Problem requirements ->
Read the listing below and copy out every line that holds "image".

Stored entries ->
_ _ _ _ _ _ _
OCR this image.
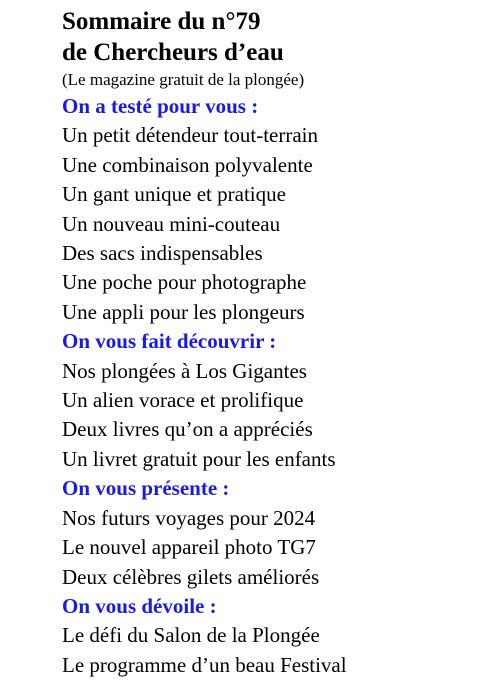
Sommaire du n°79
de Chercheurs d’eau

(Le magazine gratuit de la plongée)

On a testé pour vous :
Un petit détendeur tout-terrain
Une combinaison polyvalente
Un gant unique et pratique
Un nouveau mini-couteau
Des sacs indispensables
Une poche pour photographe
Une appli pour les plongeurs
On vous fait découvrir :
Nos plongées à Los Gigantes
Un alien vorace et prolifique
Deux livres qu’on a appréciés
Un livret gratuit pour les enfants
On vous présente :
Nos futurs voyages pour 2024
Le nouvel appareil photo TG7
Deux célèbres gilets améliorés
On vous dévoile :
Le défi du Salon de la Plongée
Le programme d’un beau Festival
_ _ _ _ _ _ _
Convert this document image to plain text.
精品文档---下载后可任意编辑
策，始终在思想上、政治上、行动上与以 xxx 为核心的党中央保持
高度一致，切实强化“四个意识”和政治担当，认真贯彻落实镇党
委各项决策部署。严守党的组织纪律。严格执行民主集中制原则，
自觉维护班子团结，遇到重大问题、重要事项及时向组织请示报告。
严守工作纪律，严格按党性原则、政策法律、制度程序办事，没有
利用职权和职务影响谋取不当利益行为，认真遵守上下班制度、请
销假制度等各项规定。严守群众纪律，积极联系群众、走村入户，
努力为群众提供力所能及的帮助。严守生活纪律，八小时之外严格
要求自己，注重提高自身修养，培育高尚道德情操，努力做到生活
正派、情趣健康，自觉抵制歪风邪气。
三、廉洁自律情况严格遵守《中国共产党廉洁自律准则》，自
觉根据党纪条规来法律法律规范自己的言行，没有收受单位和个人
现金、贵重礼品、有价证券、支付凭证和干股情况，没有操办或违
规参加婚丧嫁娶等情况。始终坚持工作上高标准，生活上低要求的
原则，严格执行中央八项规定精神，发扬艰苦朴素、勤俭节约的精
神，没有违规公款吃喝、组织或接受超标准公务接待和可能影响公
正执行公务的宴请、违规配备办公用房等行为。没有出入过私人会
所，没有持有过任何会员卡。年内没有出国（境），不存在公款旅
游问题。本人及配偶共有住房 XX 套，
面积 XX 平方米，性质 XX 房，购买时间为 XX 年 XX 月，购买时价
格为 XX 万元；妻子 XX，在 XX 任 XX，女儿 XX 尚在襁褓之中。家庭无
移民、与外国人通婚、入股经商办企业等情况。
_ _ _ _ _ _ _
Final result ->
OCR this image.
Convert this document image to plain text.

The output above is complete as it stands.